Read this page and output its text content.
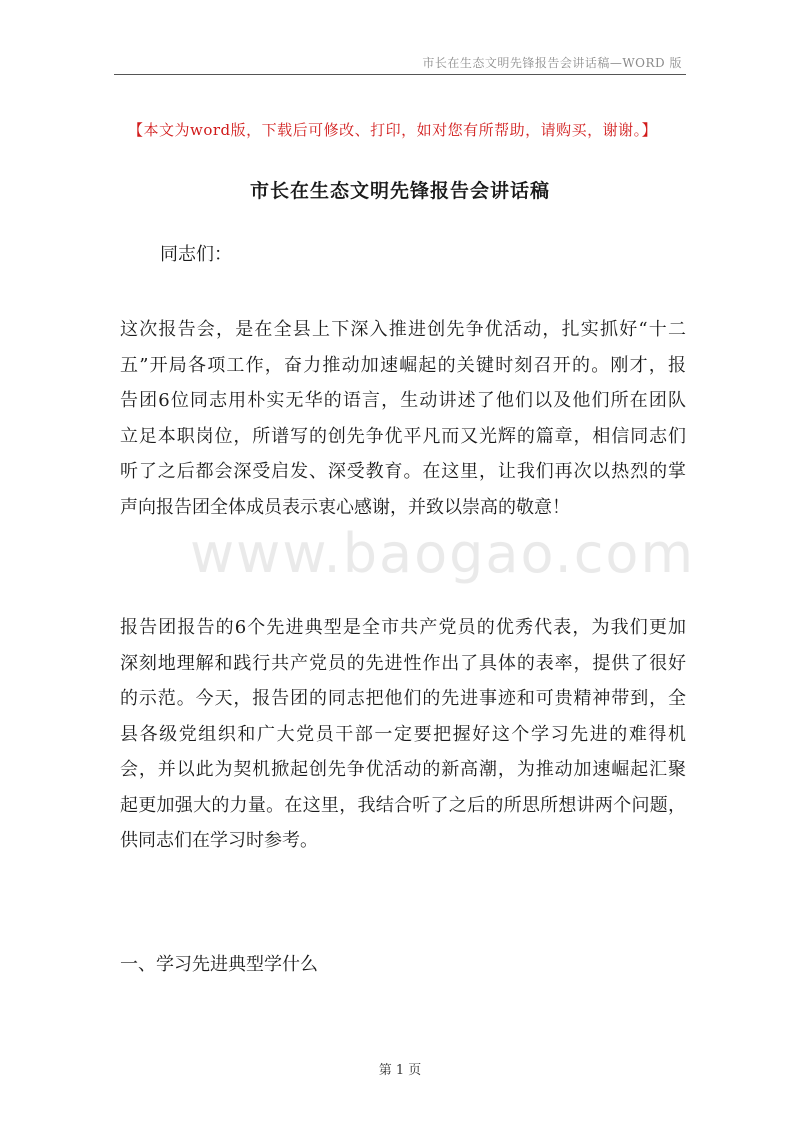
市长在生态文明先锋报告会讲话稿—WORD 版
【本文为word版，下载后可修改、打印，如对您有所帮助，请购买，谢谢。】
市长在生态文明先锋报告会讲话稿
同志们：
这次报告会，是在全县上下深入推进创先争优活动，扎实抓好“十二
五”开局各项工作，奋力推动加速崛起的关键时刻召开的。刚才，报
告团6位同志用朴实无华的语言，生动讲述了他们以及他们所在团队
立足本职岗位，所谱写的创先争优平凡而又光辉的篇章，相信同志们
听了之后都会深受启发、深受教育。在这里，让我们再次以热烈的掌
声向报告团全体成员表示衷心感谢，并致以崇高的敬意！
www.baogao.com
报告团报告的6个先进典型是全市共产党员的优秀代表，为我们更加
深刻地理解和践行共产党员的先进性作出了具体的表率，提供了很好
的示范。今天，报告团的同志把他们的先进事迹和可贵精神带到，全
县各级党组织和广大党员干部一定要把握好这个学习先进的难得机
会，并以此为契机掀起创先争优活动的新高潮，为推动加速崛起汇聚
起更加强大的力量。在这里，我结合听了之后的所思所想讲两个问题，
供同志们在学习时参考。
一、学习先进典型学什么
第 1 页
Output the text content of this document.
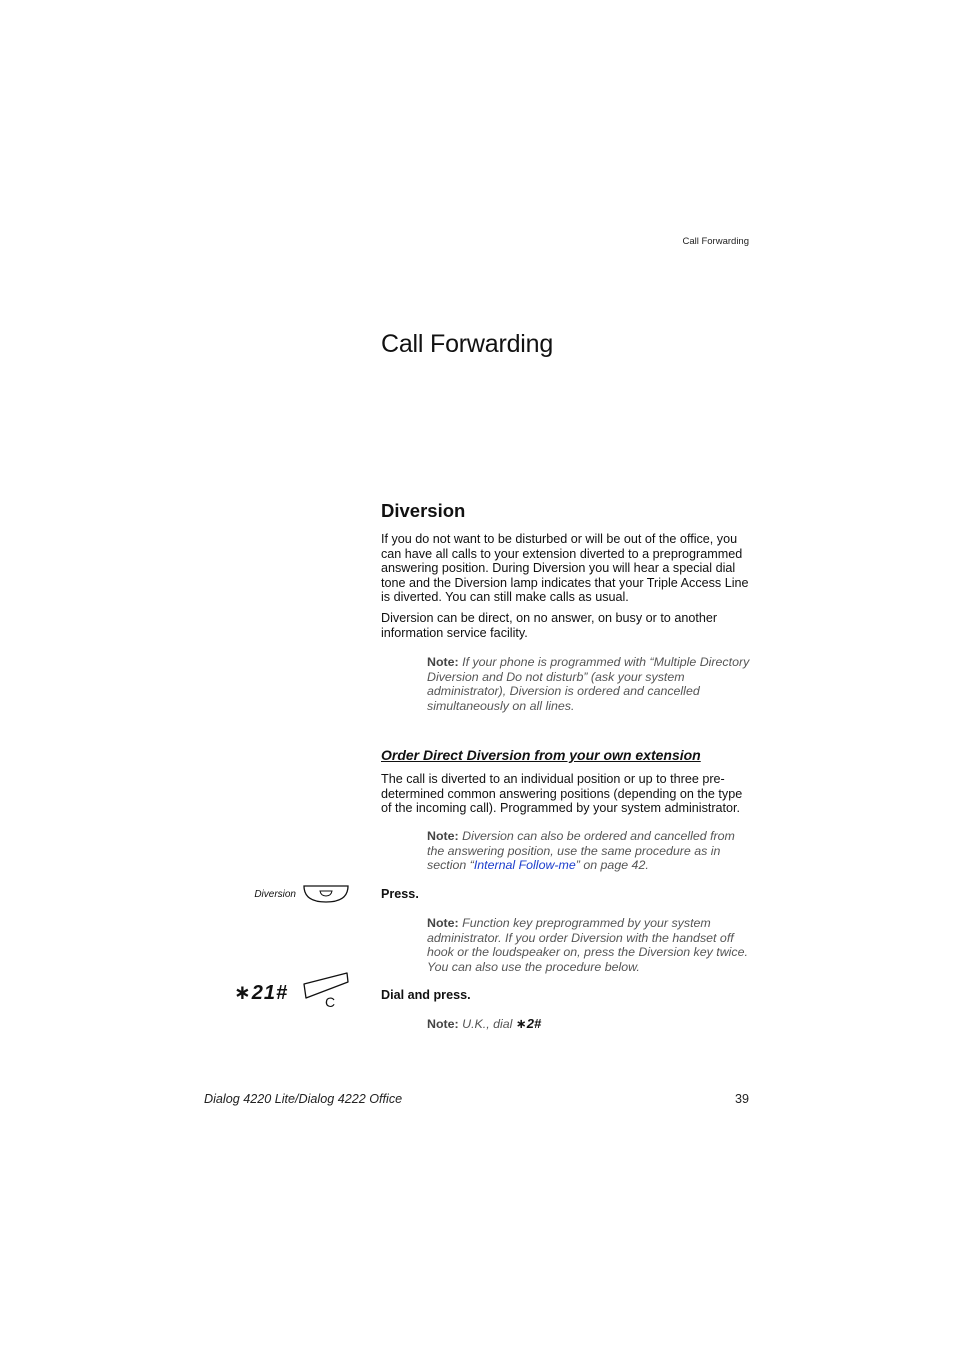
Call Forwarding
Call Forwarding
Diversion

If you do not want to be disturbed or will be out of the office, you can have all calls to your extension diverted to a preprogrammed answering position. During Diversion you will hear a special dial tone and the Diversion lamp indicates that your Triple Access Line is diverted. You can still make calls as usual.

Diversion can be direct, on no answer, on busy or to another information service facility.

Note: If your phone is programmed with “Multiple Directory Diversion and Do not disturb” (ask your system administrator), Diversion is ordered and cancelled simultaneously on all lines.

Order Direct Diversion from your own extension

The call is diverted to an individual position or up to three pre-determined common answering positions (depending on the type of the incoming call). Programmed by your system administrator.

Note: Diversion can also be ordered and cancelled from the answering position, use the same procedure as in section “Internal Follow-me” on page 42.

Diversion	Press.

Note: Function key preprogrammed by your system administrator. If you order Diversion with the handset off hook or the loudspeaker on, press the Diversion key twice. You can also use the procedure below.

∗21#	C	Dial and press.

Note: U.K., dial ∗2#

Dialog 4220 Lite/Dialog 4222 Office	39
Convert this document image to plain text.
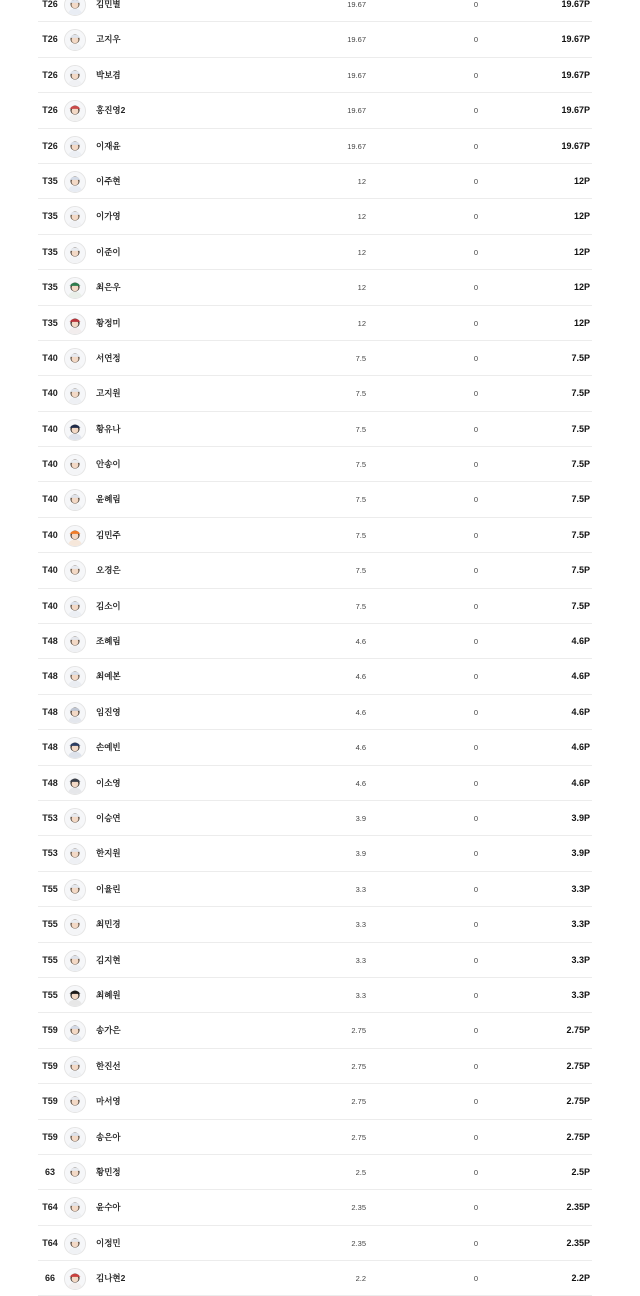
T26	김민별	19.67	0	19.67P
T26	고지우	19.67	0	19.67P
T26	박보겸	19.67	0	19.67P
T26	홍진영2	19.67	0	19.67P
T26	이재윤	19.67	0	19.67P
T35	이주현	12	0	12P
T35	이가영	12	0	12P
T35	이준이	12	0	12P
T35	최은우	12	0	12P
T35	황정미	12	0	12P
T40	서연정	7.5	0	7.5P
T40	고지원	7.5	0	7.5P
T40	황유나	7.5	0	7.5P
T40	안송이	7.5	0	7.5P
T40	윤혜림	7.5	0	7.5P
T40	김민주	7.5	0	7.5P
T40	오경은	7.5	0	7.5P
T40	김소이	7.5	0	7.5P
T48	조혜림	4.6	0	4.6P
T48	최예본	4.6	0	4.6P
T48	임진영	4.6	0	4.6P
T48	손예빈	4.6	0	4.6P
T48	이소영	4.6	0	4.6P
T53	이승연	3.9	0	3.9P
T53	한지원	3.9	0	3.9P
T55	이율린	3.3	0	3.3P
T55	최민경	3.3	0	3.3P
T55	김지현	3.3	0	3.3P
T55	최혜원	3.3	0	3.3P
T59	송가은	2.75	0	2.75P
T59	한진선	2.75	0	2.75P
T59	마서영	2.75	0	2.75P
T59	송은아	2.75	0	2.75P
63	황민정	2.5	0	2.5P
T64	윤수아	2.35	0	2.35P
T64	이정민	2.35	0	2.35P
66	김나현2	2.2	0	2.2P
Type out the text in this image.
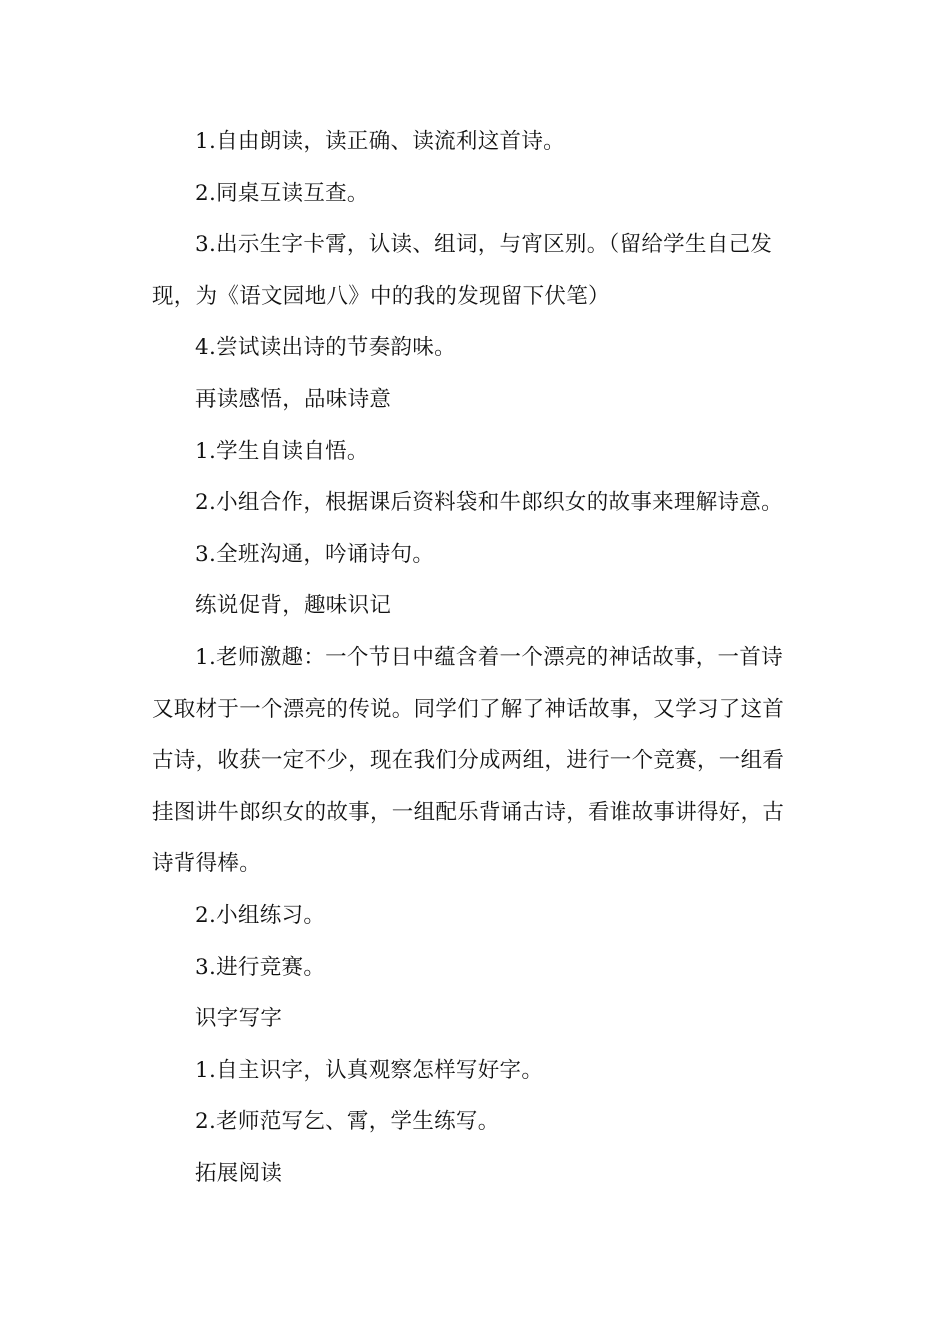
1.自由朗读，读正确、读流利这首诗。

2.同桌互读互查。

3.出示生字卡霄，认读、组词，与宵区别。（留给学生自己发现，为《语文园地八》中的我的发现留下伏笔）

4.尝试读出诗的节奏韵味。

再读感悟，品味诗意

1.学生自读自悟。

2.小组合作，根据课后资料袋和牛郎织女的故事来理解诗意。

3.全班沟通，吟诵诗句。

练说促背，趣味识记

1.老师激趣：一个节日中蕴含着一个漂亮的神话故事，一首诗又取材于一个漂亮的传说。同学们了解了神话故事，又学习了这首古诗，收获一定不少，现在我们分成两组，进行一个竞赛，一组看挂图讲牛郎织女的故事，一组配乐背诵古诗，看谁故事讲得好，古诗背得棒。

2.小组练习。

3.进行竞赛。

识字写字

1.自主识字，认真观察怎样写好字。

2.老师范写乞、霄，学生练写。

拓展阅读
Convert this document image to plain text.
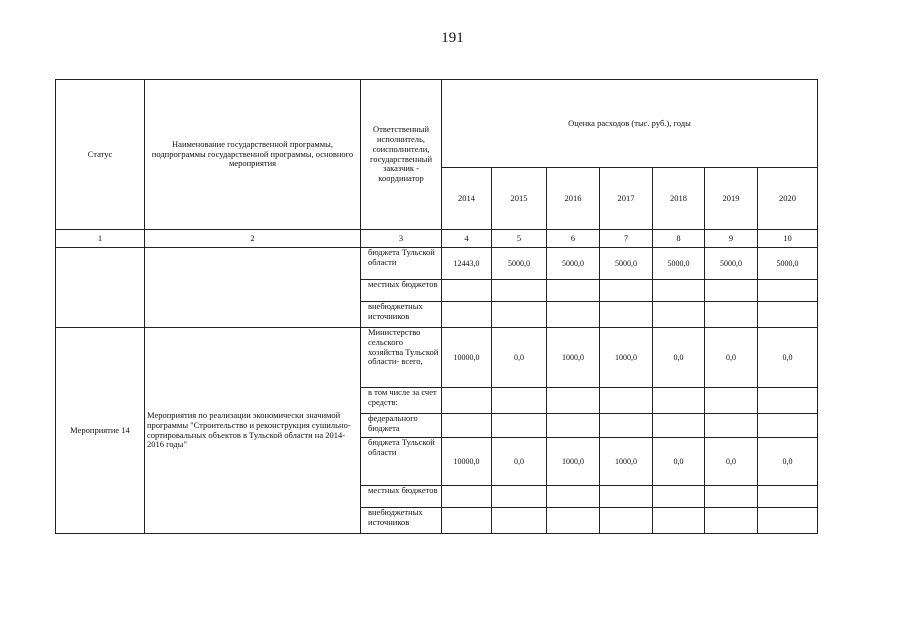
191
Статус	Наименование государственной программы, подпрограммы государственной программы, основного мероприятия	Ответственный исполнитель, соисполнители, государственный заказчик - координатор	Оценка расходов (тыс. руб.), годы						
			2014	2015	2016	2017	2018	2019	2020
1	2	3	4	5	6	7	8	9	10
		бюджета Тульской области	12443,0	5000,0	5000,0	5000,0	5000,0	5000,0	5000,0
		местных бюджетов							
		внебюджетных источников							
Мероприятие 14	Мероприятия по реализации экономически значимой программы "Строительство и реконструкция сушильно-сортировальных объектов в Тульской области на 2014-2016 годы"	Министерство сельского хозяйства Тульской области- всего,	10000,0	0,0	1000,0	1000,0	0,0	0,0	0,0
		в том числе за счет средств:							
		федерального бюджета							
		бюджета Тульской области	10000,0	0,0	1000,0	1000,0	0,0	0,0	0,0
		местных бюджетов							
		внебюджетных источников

● ● ● ●

Leave out the pictures and output every record above precisely as given.

- [Solution to this exercise]:
Read this page and output its text content.
市长在生态文明先锋报告会讲话稿—WORD 版
【本文为word版，下载后可修改、打印，如对您有所帮助，请购买，谢谢。】
市长在生态文明先锋报告会讲话稿
同志们：
这次报告会，是在全县上下深入推进创先争优活动，扎实抓好“十二
五”开局各项工作，奋力推动加速崛起的关键时刻召开的。刚才，报
告团6位同志用朴实无华的语言，生动讲述了他们以及他们所在团队
立足本职岗位，所谱写的创先争优平凡而又光辉的篇章，相信同志们
听了之后都会深受启发、深受教育。在这里，让我们再次以热烈的掌
声向报告团全体成员表示衷心感谢，并致以崇高的敬意！
www.baogao.com
报告团报告的6个先进典型是全市共产党员的优秀代表，为我们更加
深刻地理解和践行共产党员的先进性作出了具体的表率，提供了很好
的示范。今天，报告团的同志把他们的先进事迹和可贵精神带到，全
县各级党组织和广大党员干部一定要把握好这个学习先进的难得机
会，并以此为契机掀起创先争优活动的新高潮，为推动加速崛起汇聚
起更加强大的力量。在这里，我结合听了之后的所思所想讲两个问题，
供同志们在学习时参考。
一、学习先进典型学什么
第 1 页
Output the text content of this document.
Call Forwarding
Call Forwarding
Diversion

If you do not want to be disturbed or will be out of the office, you can have all calls to your extension diverted to a preprogrammed answering position. During Diversion you will hear a special dial tone and the Diversion lamp indicates that your Triple Access Line is diverted. You can still make calls as usual.

Diversion can be direct, on no answer, on busy or to another information service facility.

Note: If your phone is programmed with “Multiple Directory Diversion and Do not disturb” (ask your system administrator), Diversion is ordered and cancelled simultaneously on all lines.

Order Direct Diversion from your own extension

The call is diverted to an individual position or up to three pre-determined common answering positions (depending on the type of the incoming call). Programmed by your system administrator.

Note: Diversion can also be ordered and cancelled from the answering position, use the same procedure as in section “Internal Follow-me” on page 42.

Diversion	Press.

Note: Function key preprogrammed by your system administrator. If you order Diversion with the handset off hook or the loudspeaker on, press the Diversion key twice. You can also use the procedure below.

∗21#	C	Dial and press.

Note: U.K., dial ∗2#

Dialog 4220 Lite/Dialog 4222 Office	39
Convert this document image to plain text.
T26	김민별	19.67	0	19.67P
T26	고지우	19.67	0	19.67P
T26	박보겸	19.67	0	19.67P
T26	홍진영2	19.67	0	19.67P
T26	이재윤	19.67	0	19.67P
T35	이주현	12	0	12P
T35	이가영	12	0	12P
T35	이준이	12	0	12P
T35	최은우	12	0	12P
T35	황정미	12	0	12P
T40	서연정	7.5	0	7.5P
T40	고지원	7.5	0	7.5P
T40	황유나	7.5	0	7.5P
T40	안송이	7.5	0	7.5P
T40	윤혜림	7.5	0	7.5P
T40	김민주	7.5	0	7.5P
T40	오경은	7.5	0	7.5P
T40	김소이	7.5	0	7.5P
T48	조혜림	4.6	0	4.6P
T48	최예본	4.6	0	4.6P
T48	임진영	4.6	0	4.6P
T48	손예빈	4.6	0	4.6P
T48	이소영	4.6	0	4.6P
T53	이승연	3.9	0	3.9P
T53	한지원	3.9	0	3.9P
T55	이율린	3.3	0	3.3P
T55	최민경	3.3	0	3.3P
T55	김지현	3.3	0	3.3P
T55	최혜원	3.3	0	3.3P
T59	송가은	2.75	0	2.75P
T59	한진선	2.75	0	2.75P
T59	마서영	2.75	0	2.75P
T59	송은아	2.75	0	2.75P
63	황민정	2.5	0	2.5P
T64	윤수아	2.35	0	2.35P
T64	이정민	2.35	0	2.35P
66	김나현2	2.2	0	2.2P
Type out the text in this image.
1.自由朗读，读正确、读流利这首诗。

2.同桌互读互查。

3.出示生字卡霄，认读、组词，与宵区别。（留给学生自己发现，为《语文园地八》中的我的发现留下伏笔）

4.尝试读出诗的节奏韵味。

再读感悟，品味诗意

1.学生自读自悟。

2.小组合作，根据课后资料袋和牛郎织女的故事来理解诗意。

3.全班沟通，吟诵诗句。

练说促背，趣味识记

1.老师激趣：一个节日中蕴含着一个漂亮的神话故事，一首诗又取材于一个漂亮的传说。同学们了解了神话故事，又学习了这首古诗，收获一定不少，现在我们分成两组，进行一个竞赛，一组看挂图讲牛郎织女的故事，一组配乐背诵古诗，看谁故事讲得好，古诗背得棒。

2.小组练习。

3.进行竞赛。

识字写字

1.自主识字，认真观察怎样写好字。

2.老师范写乞、霄，学生练写。

拓展阅读
Convert this document image to plain text.
191
Статус	Наименование государственной программы, подпрограммы государственной программы, основного мероприятия	Ответственный исполнитель, соисполнители, государственный заказчик - координатор	Оценка расходов (тыс. руб.), годы						
			2014	2015	2016	2017	2018	2019	2020
1	2	3	4	5	6	7	8	9	10
		бюджета Тульской области	12443,0	5000,0	5000,0	5000,0	5000,0	5000,0	5000,0
		местных бюджетов							
		внебюджетных источников							
Мероприятие 14	Мероприятия по реализации экономически значимой программы "Строительство и реконструкция сушильно-сортировальных объектов в Тульской области на 2014-2016 годы"	Министерство сельского хозяйства Тульской области- всего,	10000,0	0,0	1000,0	1000,0	0,0	0,0	0,0
		в том числе за счет средств:							
		федерального бюджета							
		бюджета Тульской области	10000,0	0,0	1000,0	1000,0	0,0	0,0	0,0
		местных бюджетов							
		внебюджетных источников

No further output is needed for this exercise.